# Short exercise:
Every record must appear in your copy exactly as written, with no pictures.

[Extracts from a graphics dataset]
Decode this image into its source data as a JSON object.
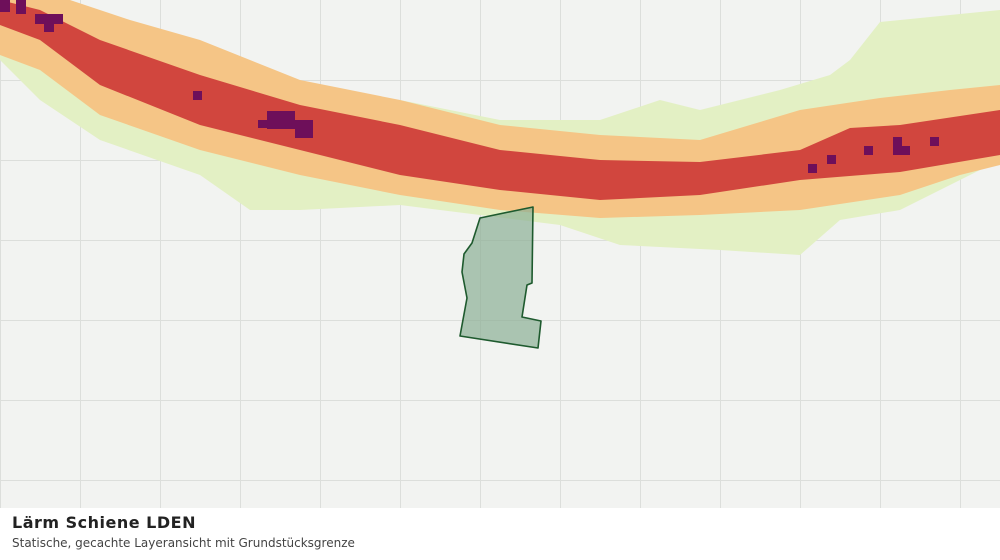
{
  "title": "Lärm Schiene LDEN",
  "subtitle": "Statische, gecachte Layeransicht mit Grundstücksgrenze"
}
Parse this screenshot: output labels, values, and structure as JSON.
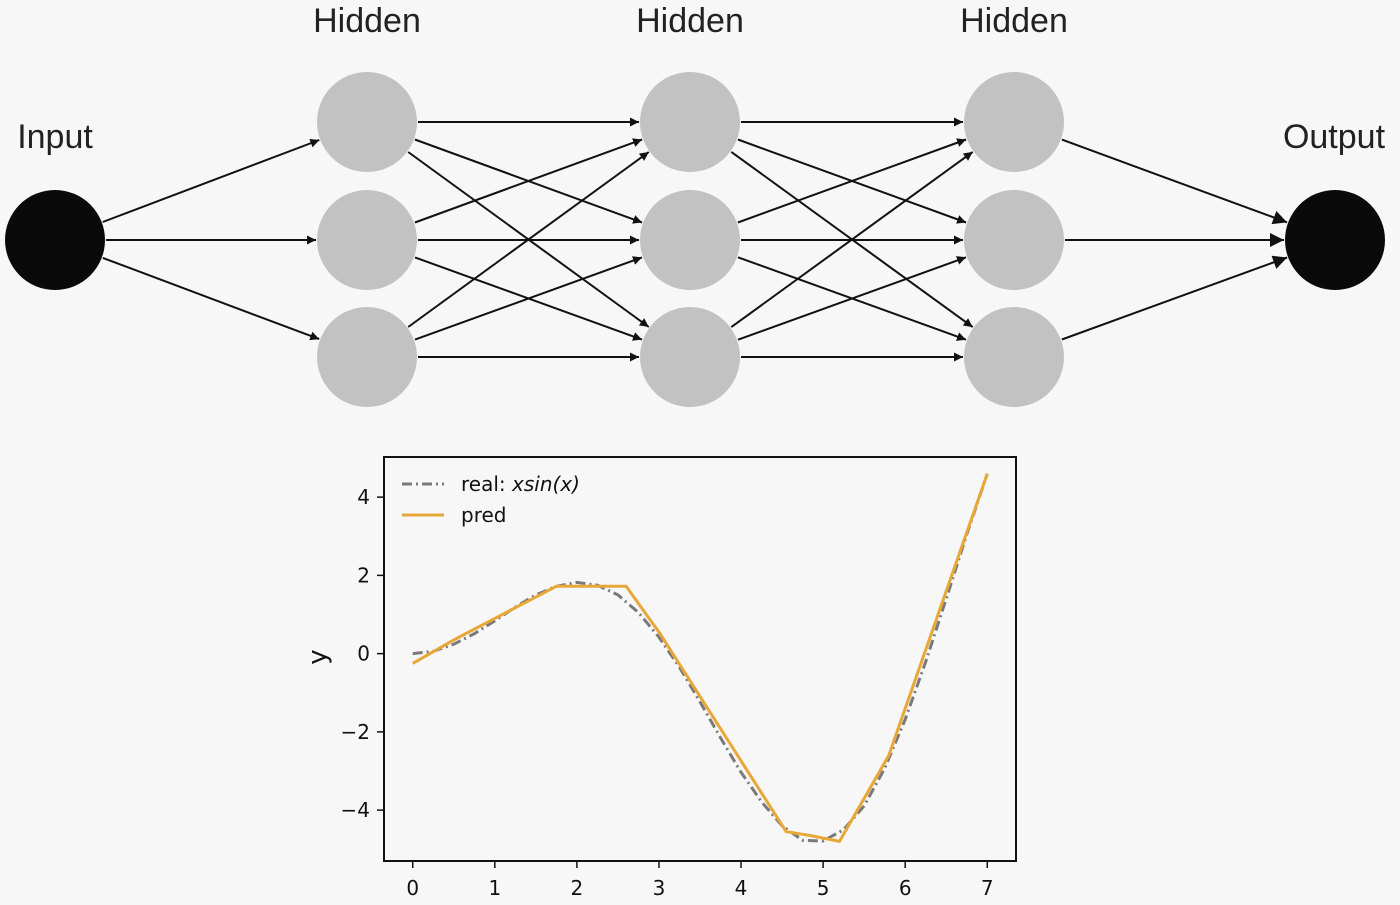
{
  "network": {
    "layers": [
      {
        "label": "Input",
        "count": 1,
        "color": "#0a0a0a"
      },
      {
        "label": "Hidden",
        "count": 3,
        "color": "#c2c2c2"
      },
      {
        "label": "Hidden",
        "count": 3,
        "color": "#c2c2c2"
      },
      {
        "label": "Hidden",
        "count": 3,
        "color": "#c2c2c2"
      },
      {
        "label": "Output",
        "count": 1,
        "color": "#0a0a0a"
      }
    ],
    "edge_color": "#111111"
  },
  "chart_data": {
    "type": "line",
    "xlabel": "",
    "ylabel": "y",
    "xlim": [
      -0.35,
      7.35
    ],
    "ylim": [
      -5.3,
      5.0
    ],
    "xticks": [
      0,
      1,
      2,
      3,
      4,
      5,
      6,
      7
    ],
    "yticks": [
      -4,
      -2,
      0,
      2,
      4
    ],
    "ytick_labels": [
      "−4",
      "−2",
      "0",
      "2",
      "4"
    ],
    "legend": {
      "position": "upper-left"
    },
    "series": [
      {
        "name": "real: xsin(x)",
        "name_prefix": "real: ",
        "name_math": "xsin(x)",
        "style": "dashdot",
        "color": "#7a7a7a",
        "x": [
          0,
          0.25,
          0.5,
          0.75,
          1,
          1.25,
          1.5,
          1.75,
          2,
          2.25,
          2.5,
          2.75,
          3,
          3.25,
          3.5,
          3.75,
          4,
          4.25,
          4.5,
          4.75,
          5,
          5.25,
          5.5,
          5.75,
          6,
          6.25,
          6.5,
          6.75,
          7
        ],
        "y": [
          0,
          0.06,
          0.24,
          0.51,
          0.84,
          1.19,
          1.5,
          1.72,
          1.82,
          1.75,
          1.5,
          1.05,
          0.42,
          -0.35,
          -1.23,
          -2.15,
          -3.03,
          -3.79,
          -4.4,
          -4.77,
          -4.79,
          -4.5,
          -3.89,
          -2.93,
          -1.68,
          -0.21,
          1.4,
          3.05,
          4.6
        ]
      },
      {
        "name": "pred",
        "style": "solid",
        "color": "#e8a838",
        "x": [
          0,
          0.5,
          1.0,
          1.75,
          2.6,
          3.0,
          4.55,
          4.85,
          5.2,
          5.8,
          7.0
        ],
        "y": [
          -0.25,
          0.35,
          0.9,
          1.72,
          1.72,
          0.55,
          -4.55,
          -4.65,
          -4.8,
          -2.6,
          4.6
        ]
      }
    ]
  }
}
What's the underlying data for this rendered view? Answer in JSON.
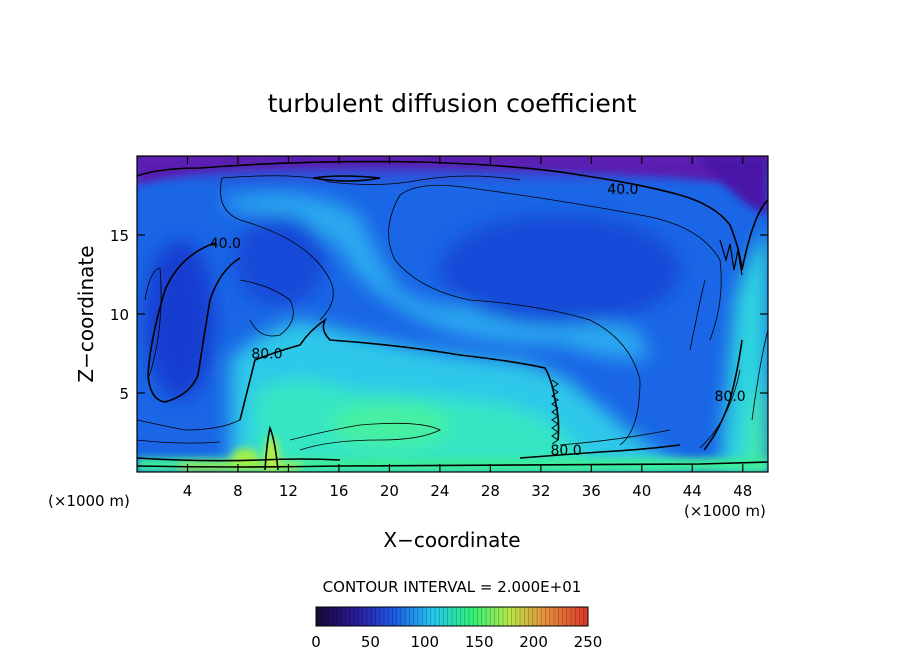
{
  "chart_data": {
    "type": "heatmap",
    "title": "turbulent diffusion coefficient",
    "xlabel": "X−coordinate",
    "ylabel": "Z−coordinate",
    "x_unit_label": "(×1000 m)",
    "z_unit_label": "(×1000 m)",
    "xlim": [
      0,
      50
    ],
    "ylim": [
      0,
      20
    ],
    "x_ticks": [
      4,
      8,
      12,
      16,
      20,
      24,
      28,
      32,
      36,
      40,
      44,
      48
    ],
    "y_ticks": [
      5,
      10,
      15
    ],
    "contour_interval_text": "CONTOUR INTERVAL = 2.000E+01",
    "contour_labels": [
      {
        "text": "40.0",
        "x": 7.0,
        "z": 14.5
      },
      {
        "text": "40.0",
        "x": 38.5,
        "z": 17.9
      },
      {
        "text": "80.0",
        "x": 10.3,
        "z": 7.5
      },
      {
        "text": "80.0",
        "x": 34.0,
        "z": 1.4
      },
      {
        "text": "80.0",
        "x": 47.0,
        "z": 4.8
      }
    ],
    "colorbar": {
      "min": 0,
      "max": 250,
      "ticks": [
        0,
        50,
        100,
        150,
        200,
        250
      ],
      "colors": [
        "#1a0a3c",
        "#2a1a9a",
        "#1f5ae6",
        "#22c8ee",
        "#2ef07a",
        "#b8e84a",
        "#e88a3a",
        "#d83a2a"
      ]
    },
    "colors": {
      "low": "#6a1aa8",
      "mid_low": "#1a50e0",
      "mid": "#28b6f0",
      "high": "#30f0a0",
      "peak": "#a0f040"
    }
  }
}
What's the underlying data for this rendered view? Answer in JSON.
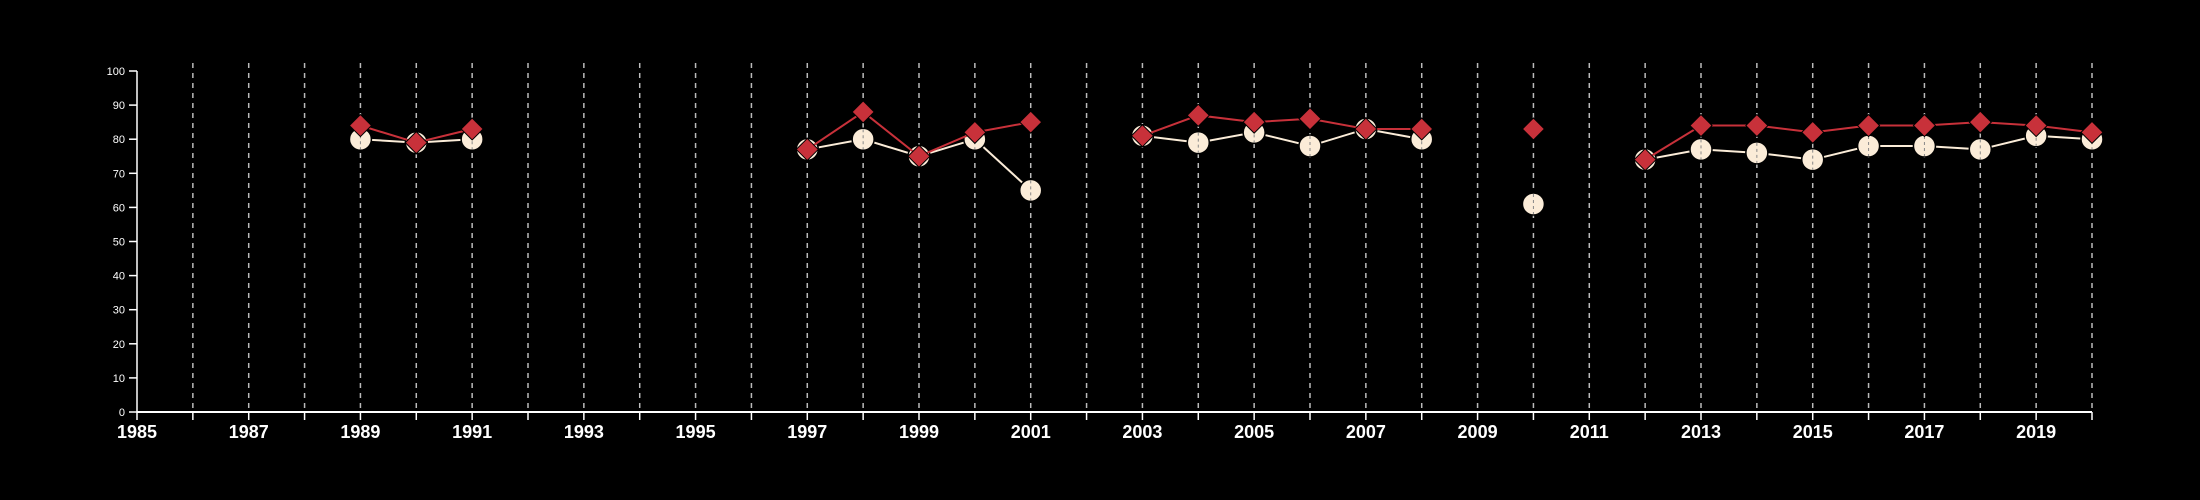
{
  "chart_data": {
    "type": "line",
    "title": "",
    "xlabel": "",
    "ylabel": "",
    "xlim": [
      1985,
      2020
    ],
    "ylim": [
      0,
      100
    ],
    "x_ticks": [
      "1985",
      "1987",
      "1989",
      "1991",
      "1993",
      "1995",
      "1997",
      "1999",
      "2001",
      "2003",
      "2005",
      "2007",
      "2009",
      "2011",
      "2013",
      "2015",
      "2017",
      "2019"
    ],
    "y_ticks": [
      "0",
      "10",
      "20",
      "30",
      "40",
      "50",
      "60",
      "70",
      "80",
      "90",
      "100"
    ],
    "grid": "vertical dashed at each year",
    "colors": {
      "background": "#000000",
      "axis": "#ffffff",
      "grid": "#bbbbbb",
      "series_light": "#fbecd8",
      "series_red": "#c8313a"
    },
    "series": [
      {
        "marker": "circle",
        "color": "#fbecd8",
        "points": [
          [
            1989,
            80
          ],
          [
            1990,
            79
          ],
          [
            1991,
            80
          ],
          [
            1997,
            77
          ],
          [
            1998,
            80
          ],
          [
            1999,
            75
          ],
          [
            2000,
            80
          ],
          [
            2001,
            65
          ],
          [
            2003,
            81
          ],
          [
            2004,
            79
          ],
          [
            2005,
            82
          ],
          [
            2006,
            78
          ],
          [
            2007,
            83
          ],
          [
            2008,
            80
          ],
          [
            2010,
            61
          ],
          [
            2012,
            74
          ],
          [
            2013,
            77
          ],
          [
            2014,
            76
          ],
          [
            2015,
            74
          ],
          [
            2016,
            78
          ],
          [
            2017,
            78
          ],
          [
            2018,
            77
          ],
          [
            2019,
            81
          ],
          [
            2020,
            80
          ]
        ]
      },
      {
        "marker": "diamond",
        "color": "#c8313a",
        "points": [
          [
            1989,
            84
          ],
          [
            1990,
            79
          ],
          [
            1991,
            83
          ],
          [
            1997,
            77
          ],
          [
            1998,
            88
          ],
          [
            1999,
            75
          ],
          [
            2000,
            82
          ],
          [
            2001,
            85
          ],
          [
            2003,
            81
          ],
          [
            2004,
            87
          ],
          [
            2005,
            85
          ],
          [
            2006,
            86
          ],
          [
            2007,
            83
          ],
          [
            2008,
            83
          ],
          [
            2010,
            83
          ],
          [
            2012,
            74
          ],
          [
            2013,
            84
          ],
          [
            2014,
            84
          ],
          [
            2015,
            82
          ],
          [
            2016,
            84
          ],
          [
            2017,
            84
          ],
          [
            2018,
            85
          ],
          [
            2019,
            84
          ],
          [
            2020,
            82
          ]
        ]
      }
    ]
  }
}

# Solved problem:
Decode this image into its source data as a JSON object.
{
  "title": "Lärm Schiene LDEN",
  "subtitle": "Statische, gecachte Layeransicht mit Grundstücksgrenze"
}
Parse this screenshot: output labels, values, and structure as JSON.
{
  "network": {
    "layers": [
      {
        "label": "Input",
        "count": 1,
        "color": "#0a0a0a"
      },
      {
        "label": "Hidden",
        "count": 3,
        "color": "#c2c2c2"
      },
      {
        "label": "Hidden",
        "count": 3,
        "color": "#c2c2c2"
      },
      {
        "label": "Hidden",
        "count": 3,
        "color": "#c2c2c2"
      },
      {
        "label": "Output",
        "count": 1,
        "color": "#0a0a0a"
      }
    ],
    "edge_color": "#111111"
  },
  "chart_data": {
    "type": "line",
    "xlabel": "",
    "ylabel": "y",
    "xlim": [
      -0.35,
      7.35
    ],
    "ylim": [
      -5.3,
      5.0
    ],
    "xticks": [
      0,
      1,
      2,
      3,
      4,
      5,
      6,
      7
    ],
    "yticks": [
      -4,
      -2,
      0,
      2,
      4
    ],
    "ytick_labels": [
      "−4",
      "−2",
      "0",
      "2",
      "4"
    ],
    "legend": {
      "position": "upper-left"
    },
    "series": [
      {
        "name": "real: xsin(x)",
        "name_prefix": "real: ",
        "name_math": "xsin(x)",
        "style": "dashdot",
        "color": "#7a7a7a",
        "x": [
          0,
          0.25,
          0.5,
          0.75,
          1,
          1.25,
          1.5,
          1.75,
          2,
          2.25,
          2.5,
          2.75,
          3,
          3.25,
          3.5,
          3.75,
          4,
          4.25,
          4.5,
          4.75,
          5,
          5.25,
          5.5,
          5.75,
          6,
          6.25,
          6.5,
          6.75,
          7
        ],
        "y": [
          0,
          0.06,
          0.24,
          0.51,
          0.84,
          1.19,
          1.5,
          1.72,
          1.82,
          1.75,
          1.5,
          1.05,
          0.42,
          -0.35,
          -1.23,
          -2.15,
          -3.03,
          -3.79,
          -4.4,
          -4.77,
          -4.79,
          -4.5,
          -3.89,
          -2.93,
          -1.68,
          -0.21,
          1.4,
          3.05,
          4.6
        ]
      },
      {
        "name": "pred",
        "style": "solid",
        "color": "#e8a838",
        "x": [
          0,
          0.5,
          1.0,
          1.75,
          2.6,
          3.0,
          4.55,
          4.85,
          5.2,
          5.8,
          7.0
        ],
        "y": [
          -0.25,
          0.35,
          0.9,
          1.72,
          1.72,
          0.55,
          -4.55,
          -4.65,
          -4.8,
          -2.6,
          4.6
        ]
      }
    ]
  }
}
What's the underlying data for this rendered view? Answer in JSON.
{
  "chart_data": {
    "type": "heatmap",
    "title": "turbulent diffusion coefficient",
    "xlabel": "X−coordinate",
    "ylabel": "Z−coordinate",
    "x_unit_label": "(×1000 m)",
    "z_unit_label": "(×1000 m)",
    "xlim": [
      0,
      50
    ],
    "ylim": [
      0,
      20
    ],
    "x_ticks": [
      4,
      8,
      12,
      16,
      20,
      24,
      28,
      32,
      36,
      40,
      44,
      48
    ],
    "y_ticks": [
      5,
      10,
      15
    ],
    "contour_interval_text": "CONTOUR INTERVAL = 2.000E+01",
    "contour_labels": [
      {
        "text": "40.0",
        "x": 7.0,
        "z": 14.5
      },
      {
        "text": "40.0",
        "x": 38.5,
        "z": 17.9
      },
      {
        "text": "80.0",
        "x": 10.3,
        "z": 7.5
      },
      {
        "text": "80.0",
        "x": 34.0,
        "z": 1.4
      },
      {
        "text": "80.0",
        "x": 47.0,
        "z": 4.8
      }
    ],
    "colorbar": {
      "min": 0,
      "max": 250,
      "ticks": [
        0,
        50,
        100,
        150,
        200,
        250
      ],
      "colors": [
        "#1a0a3c",
        "#2a1a9a",
        "#1f5ae6",
        "#22c8ee",
        "#2ef07a",
        "#b8e84a",
        "#e88a3a",
        "#d83a2a"
      ]
    },
    "colors": {
      "low": "#6a1aa8",
      "mid_low": "#1a50e0",
      "mid": "#28b6f0",
      "high": "#30f0a0",
      "peak": "#a0f040"
    }
  }
}
What's the underlying data for this rendered view? Answer in JSON.
{
  "chart_data": {
    "type": "line",
    "title": "",
    "xlabel": "",
    "ylabel": "",
    "xlim": [
      1985,
      2020
    ],
    "ylim": [
      0,
      100
    ],
    "x_ticks": [
      "1985",
      "1987",
      "1989",
      "1991",
      "1993",
      "1995",
      "1997",
      "1999",
      "2001",
      "2003",
      "2005",
      "2007",
      "2009",
      "2011",
      "2013",
      "2015",
      "2017",
      "2019"
    ],
    "y_ticks": [
      "0",
      "10",
      "20",
      "30",
      "40",
      "50",
      "60",
      "70",
      "80",
      "90",
      "100"
    ],
    "grid": "vertical dashed at each year",
    "colors": {
      "background": "#000000",
      "axis": "#ffffff",
      "grid": "#bbbbbb",
      "series_light": "#fbecd8",
      "series_red": "#c8313a"
    },
    "series": [
      {
        "marker": "circle",
        "color": "#fbecd8",
        "points": [
          [
            1989,
            80
          ],
          [
            1990,
            79
          ],
          [
            1991,
            80
          ],
          [
            1997,
            77
          ],
          [
            1998,
            80
          ],
          [
            1999,
            75
          ],
          [
            2000,
            80
          ],
          [
            2001,
            65
          ],
          [
            2003,
            81
          ],
          [
            2004,
            79
          ],
          [
            2005,
            82
          ],
          [
            2006,
            78
          ],
          [
            2007,
            83
          ],
          [
            2008,
            80
          ],
          [
            2010,
            61
          ],
          [
            2012,
            74
          ],
          [
            2013,
            77
          ],
          [
            2014,
            76
          ],
          [
            2015,
            74
          ],
          [
            2016,
            78
          ],
          [
            2017,
            78
          ],
          [
            2018,
            77
          ],
          [
            2019,
            81
          ],
          [
            2020,
            80
          ]
        ]
      },
      {
        "marker": "diamond",
        "color": "#c8313a",
        "points": [
          [
            1989,
            84
          ],
          [
            1990,
            79
          ],
          [
            1991,
            83
          ],
          [
            1997,
            77
          ],
          [
            1998,
            88
          ],
          [
            1999,
            75
          ],
          [
            2000,
            82
          ],
          [
            2001,
            85
          ],
          [
            2003,
            81
          ],
          [
            2004,
            87
          ],
          [
            2005,
            85
          ],
          [
            2006,
            86
          ],
          [
            2007,
            83
          ],
          [
            2008,
            83
          ],
          [
            2010,
            83
          ],
          [
            2012,
            74
          ],
          [
            2013,
            84
          ],
          [
            2014,
            84
          ],
          [
            2015,
            82
          ],
          [
            2016,
            84
          ],
          [
            2017,
            84
          ],
          [
            2018,
            85
          ],
          [
            2019,
            84
          ],
          [
            2020,
            82
          ]
        ]
      }
    ]
  }
}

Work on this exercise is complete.